[Your task]
Read the records below and copy each line that contains "slope".

[Data tied to figure images]

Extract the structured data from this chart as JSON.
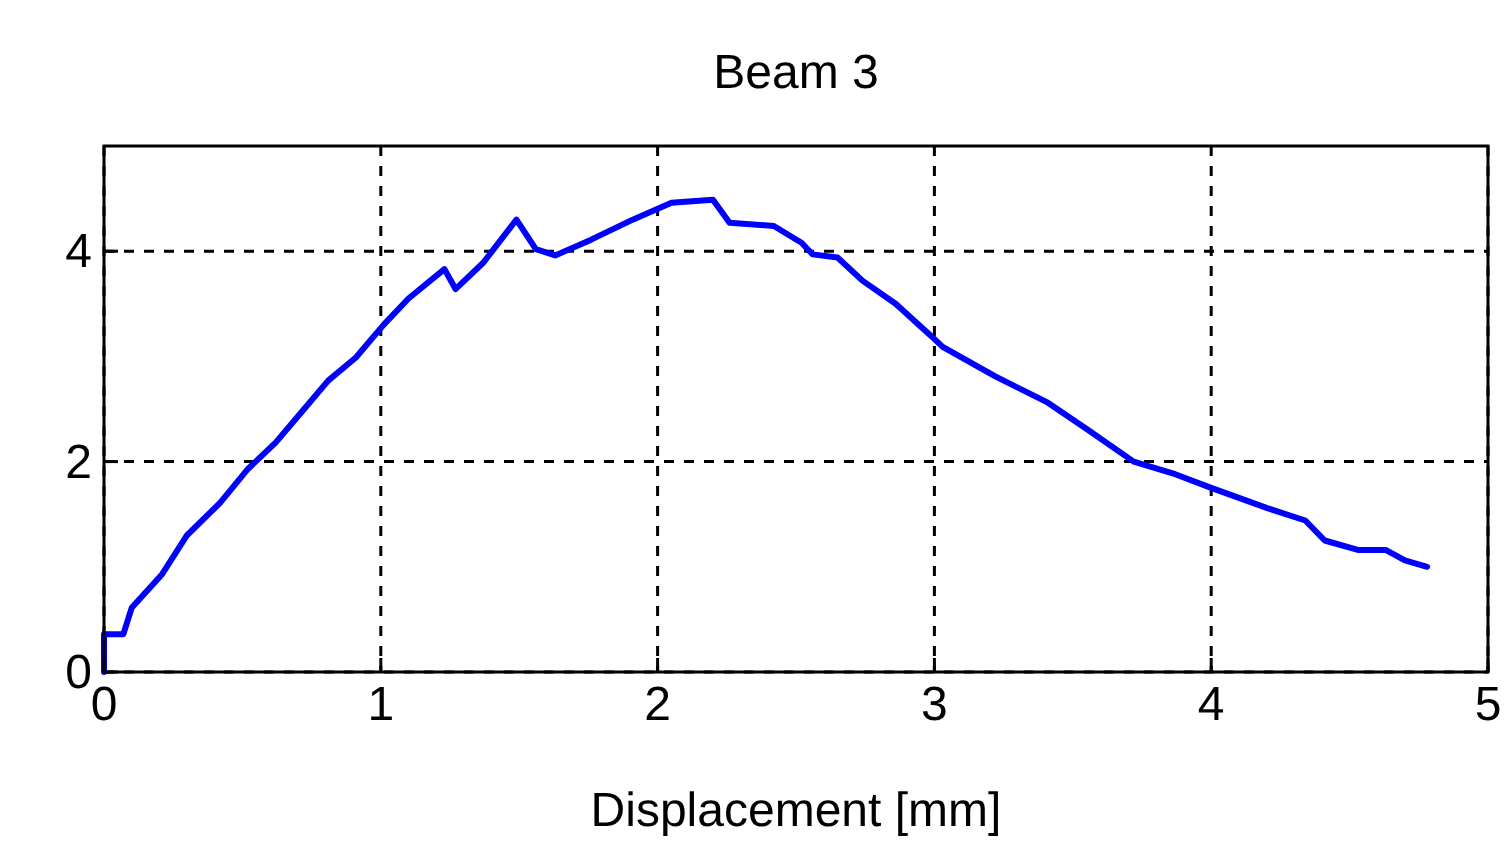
{
  "chart_data": {
    "type": "line",
    "title": "Beam 3",
    "xlabel": "Displacement [mm]",
    "xlim": [
      0,
      5
    ],
    "xticks": [
      0,
      1,
      2,
      3,
      4,
      5
    ],
    "ylim": [
      0,
      5
    ],
    "yticks": [
      0,
      2,
      4
    ],
    "grid": true,
    "line_style": "solid",
    "series": [
      {
        "color": "#0000ff",
        "x": [
          0,
          0,
          0.07,
          0.1,
          0.21,
          0.3,
          0.42,
          0.52,
          0.62,
          0.72,
          0.81,
          0.91,
          1.01,
          1.1,
          1.23,
          1.27,
          1.37,
          1.49,
          1.56,
          1.63,
          1.76,
          1.91,
          2.05,
          2.2,
          2.26,
          2.42,
          2.52,
          2.56,
          2.65,
          2.74,
          2.86,
          2.99,
          3.03,
          3.22,
          3.41,
          3.55,
          3.72,
          3.87,
          4.0,
          4.2,
          4.34,
          4.41,
          4.53,
          4.63,
          4.7,
          4.78
        ],
        "values": [
          0,
          0.36,
          0.36,
          0.61,
          0.93,
          1.3,
          1.61,
          1.93,
          2.18,
          2.49,
          2.77,
          2.99,
          3.3,
          3.55,
          3.83,
          3.64,
          3.89,
          4.3,
          4.02,
          3.96,
          4.11,
          4.3,
          4.46,
          4.49,
          4.27,
          4.24,
          4.08,
          3.97,
          3.94,
          3.72,
          3.5,
          3.19,
          3.09,
          2.81,
          2.56,
          2.31,
          2.0,
          1.88,
          1.75,
          1.56,
          1.44,
          1.25,
          1.16,
          1.16,
          1.06,
          1.0
        ]
      }
    ]
  }
}
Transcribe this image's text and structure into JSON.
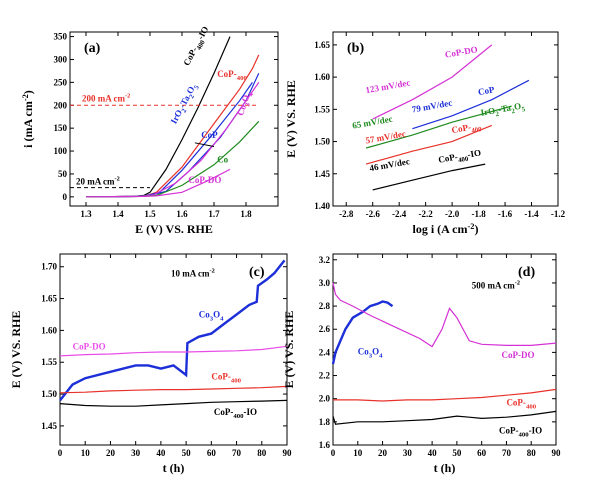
{
  "colors": {
    "black": "#000000",
    "red": "#e8312a",
    "blue": "#1c2fd8",
    "green": "#1e8a1e",
    "magenta": "#d531d5",
    "pink": "#e84de8"
  },
  "chart_data": [
    {
      "panel": "(a)",
      "type": "line",
      "xlabel": "E (V) VS. RHE",
      "ylabel_main": "i (mA cm",
      "ylabel_sup": "-2",
      "ylabel_end": ")",
      "xlim": [
        1.25,
        1.9
      ],
      "ylim": [
        -20,
        360
      ],
      "xticks": [
        "1.3",
        "1.4",
        "1.5",
        "1.6",
        "1.7",
        "1.8"
      ],
      "xtick_values": [
        1.3,
        1.4,
        1.5,
        1.6,
        1.7,
        1.8
      ],
      "yticks": [
        "0",
        "50",
        "100",
        "150",
        "200",
        "250",
        "300",
        "350"
      ],
      "ytick_values": [
        0,
        50,
        100,
        150,
        200,
        250,
        300,
        350
      ],
      "ref_lines": [
        {
          "y": 200,
          "label": "200 mA cm",
          "sup": "-2",
          "color": "red"
        },
        {
          "y": 20,
          "label": "20 mA cm",
          "sup": "-2",
          "color": "black"
        }
      ],
      "series": [
        {
          "name": "CoP-400-IO",
          "color": "black",
          "x": [
            1.3,
            1.45,
            1.48,
            1.5,
            1.55,
            1.6,
            1.65,
            1.7,
            1.75
          ],
          "y": [
            0,
            1,
            3,
            10,
            60,
            125,
            195,
            270,
            350
          ]
        },
        {
          "name": "CoP-400",
          "color": "red",
          "x": [
            1.3,
            1.46,
            1.49,
            1.52,
            1.6,
            1.7,
            1.78,
            1.82,
            1.84
          ],
          "y": [
            0,
            1,
            3,
            10,
            65,
            160,
            235,
            280,
            310
          ]
        },
        {
          "name": "IrO2-Ta2O5",
          "color": "blue",
          "x": [
            1.3,
            1.46,
            1.49,
            1.53,
            1.6,
            1.7,
            1.78,
            1.82
          ],
          "y": [
            0,
            1,
            3,
            10,
            58,
            140,
            210,
            250
          ]
        },
        {
          "name": "CoP",
          "color": "blue",
          "x": [
            1.3,
            1.47,
            1.5,
            1.55,
            1.62,
            1.72,
            1.8,
            1.84
          ],
          "y": [
            0,
            1,
            3,
            12,
            55,
            130,
            210,
            270
          ]
        },
        {
          "name": "Co3O4",
          "color": "magenta",
          "x": [
            1.3,
            1.47,
            1.51,
            1.58,
            1.66,
            1.74,
            1.8,
            1.84
          ],
          "y": [
            0,
            1,
            4,
            30,
            80,
            150,
            210,
            250
          ]
        },
        {
          "name": "Co",
          "color": "green",
          "x": [
            1.3,
            1.48,
            1.52,
            1.6,
            1.7,
            1.78,
            1.84
          ],
          "y": [
            0,
            1,
            3,
            25,
            70,
            120,
            165
          ]
        },
        {
          "name": "CoP-DO",
          "color": "magenta",
          "x": [
            1.3,
            1.48,
            1.52,
            1.6,
            1.68,
            1.75
          ],
          "y": [
            0,
            1,
            2,
            10,
            35,
            60
          ]
        }
      ]
    },
    {
      "panel": "(b)",
      "type": "line",
      "xlabel_main": "log i (A cm",
      "xlabel_sup": "-2",
      "xlabel_end": ")",
      "ylabel": "E (V) VS. RHE",
      "xlim": [
        -2.9,
        -1.2
      ],
      "ylim": [
        1.4,
        1.67
      ],
      "xticks": [
        "-2.8",
        "-2.6",
        "-2.4",
        "-2.2",
        "-2.0",
        "-1.8",
        "-1.6",
        "-1.4",
        "-1.2"
      ],
      "xtick_values": [
        -2.8,
        -2.6,
        -2.4,
        -2.2,
        -2.0,
        -1.8,
        -1.6,
        -1.4,
        -1.2
      ],
      "yticks": [
        "1.40",
        "1.45",
        "1.50",
        "1.55",
        "1.60",
        "1.65"
      ],
      "ytick_values": [
        1.4,
        1.45,
        1.5,
        1.55,
        1.6,
        1.65
      ],
      "series": [
        {
          "name": "CoP-DO",
          "slope": "123 mV/dec",
          "color": "magenta",
          "x": [
            -2.6,
            -2.3,
            -2.0,
            -1.7
          ],
          "y": [
            1.535,
            1.565,
            1.6,
            1.65
          ]
        },
        {
          "name": "CoP",
          "slope": "79 mV/dec",
          "color": "blue",
          "x": [
            -2.3,
            -2.0,
            -1.7,
            -1.42
          ],
          "y": [
            1.52,
            1.54,
            1.565,
            1.595
          ]
        },
        {
          "name": "IrO2-Ta2O5",
          "slope": "65 mV/dec",
          "color": "green",
          "x": [
            -2.65,
            -2.3,
            -2.0,
            -1.55
          ],
          "y": [
            1.49,
            1.51,
            1.53,
            1.555
          ]
        },
        {
          "name": "CoP-400",
          "slope": "57 mV/dec",
          "color": "red",
          "x": [
            -2.65,
            -2.3,
            -2.0,
            -1.7
          ],
          "y": [
            1.465,
            1.485,
            1.5,
            1.525
          ]
        },
        {
          "name": "CoP-400-IO",
          "slope": "46 mV/dec",
          "color": "black",
          "x": [
            -2.6,
            -2.3,
            -2.0,
            -1.75
          ],
          "y": [
            1.425,
            1.44,
            1.455,
            1.465
          ]
        }
      ]
    },
    {
      "panel": "(c)",
      "type": "line",
      "annotation_main": "10 mA cm",
      "annotation_sup": "-2",
      "xlabel": "t (h)",
      "ylabel": "E (V) VS. RHE",
      "xlim": [
        0,
        90
      ],
      "ylim": [
        1.42,
        1.72
      ],
      "xticks": [
        "0",
        "10",
        "20",
        "30",
        "40",
        "50",
        "60",
        "70",
        "80",
        "90"
      ],
      "xtick_values": [
        0,
        10,
        20,
        30,
        40,
        50,
        60,
        70,
        80,
        90
      ],
      "yticks": [
        "1.45",
        "1.50",
        "1.55",
        "1.60",
        "1.65",
        "1.70"
      ],
      "ytick_values": [
        1.45,
        1.5,
        1.55,
        1.6,
        1.65,
        1.7
      ],
      "series": [
        {
          "name": "Co3O4",
          "color": "blue",
          "x": [
            0,
            5,
            10,
            20,
            30,
            35,
            40,
            45,
            50,
            50.5,
            55,
            60,
            65,
            70,
            75,
            78,
            78.5,
            82,
            85,
            89
          ],
          "y": [
            1.49,
            1.515,
            1.525,
            1.535,
            1.545,
            1.545,
            1.54,
            1.545,
            1.53,
            1.58,
            1.59,
            1.595,
            1.61,
            1.625,
            1.64,
            1.645,
            1.67,
            1.68,
            1.69,
            1.71
          ]
        },
        {
          "name": "CoP-DO",
          "color": "pink",
          "x": [
            0,
            10,
            20,
            30,
            40,
            50,
            60,
            70,
            80,
            90
          ],
          "y": [
            1.56,
            1.562,
            1.563,
            1.565,
            1.566,
            1.566,
            1.567,
            1.568,
            1.57,
            1.575
          ]
        },
        {
          "name": "CoP-400",
          "color": "red",
          "x": [
            0,
            10,
            20,
            30,
            40,
            50,
            60,
            70,
            80,
            90
          ],
          "y": [
            1.502,
            1.503,
            1.505,
            1.506,
            1.507,
            1.507,
            1.508,
            1.509,
            1.51,
            1.512
          ]
        },
        {
          "name": "CoP-400-IO",
          "color": "black",
          "x": [
            0,
            10,
            20,
            30,
            40,
            50,
            60,
            70,
            80,
            90
          ],
          "y": [
            1.485,
            1.482,
            1.481,
            1.481,
            1.483,
            1.485,
            1.487,
            1.488,
            1.489,
            1.49
          ]
        }
      ]
    },
    {
      "panel": "(d)",
      "type": "line",
      "annotation_main": "500 mA cm",
      "annotation_sup": "-2",
      "xlabel": "t (h)",
      "ylabel": "E (V) VS. RHE",
      "xlim": [
        0,
        90
      ],
      "ylim": [
        1.6,
        3.25
      ],
      "xticks": [
        "0",
        "10",
        "20",
        "30",
        "40",
        "50",
        "60",
        "70",
        "80",
        "90"
      ],
      "xtick_values": [
        0,
        10,
        20,
        30,
        40,
        50,
        60,
        70,
        80,
        90
      ],
      "yticks": [
        "1.6",
        "1.8",
        "2.0",
        "2.2",
        "2.4",
        "2.6",
        "2.8",
        "3.0",
        "3.2"
      ],
      "ytick_values": [
        1.6,
        1.8,
        2.0,
        2.2,
        2.4,
        2.6,
        2.8,
        3.0,
        3.2
      ],
      "series": [
        {
          "name": "Co3O4",
          "color": "blue",
          "x": [
            0,
            1,
            3,
            5,
            8,
            12,
            15,
            18,
            20,
            22,
            24
          ],
          "y": [
            2.3,
            2.4,
            2.5,
            2.6,
            2.7,
            2.75,
            2.8,
            2.82,
            2.84,
            2.83,
            2.8
          ]
        },
        {
          "name": "CoP-DO",
          "color": "magenta",
          "x": [
            0,
            1,
            3,
            8,
            15,
            25,
            35,
            40,
            44,
            47,
            50,
            55,
            60,
            70,
            80,
            90
          ],
          "y": [
            3.0,
            2.9,
            2.85,
            2.8,
            2.72,
            2.62,
            2.52,
            2.45,
            2.6,
            2.78,
            2.7,
            2.5,
            2.47,
            2.46,
            2.46,
            2.48
          ]
        },
        {
          "name": "CoP-400",
          "color": "red",
          "x": [
            0,
            10,
            20,
            30,
            40,
            50,
            60,
            70,
            80,
            90
          ],
          "y": [
            1.99,
            1.99,
            1.98,
            1.99,
            1.99,
            2.0,
            2.01,
            2.03,
            2.05,
            2.08
          ]
        },
        {
          "name": "CoP-400-IO",
          "color": "black",
          "x": [
            0,
            1,
            10,
            20,
            30,
            40,
            50,
            55,
            60,
            70,
            80,
            90
          ],
          "y": [
            1.85,
            1.78,
            1.8,
            1.8,
            1.81,
            1.82,
            1.85,
            1.84,
            1.83,
            1.84,
            1.86,
            1.89
          ]
        }
      ]
    }
  ]
}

[Solved exercise]
          "slope": "123 mV/dec",
          "slope": "79 mV/dec",
          "slope": "65 mV/dec",
          "slope": "57 mV/dec",
          "slope": "46 mV/dec",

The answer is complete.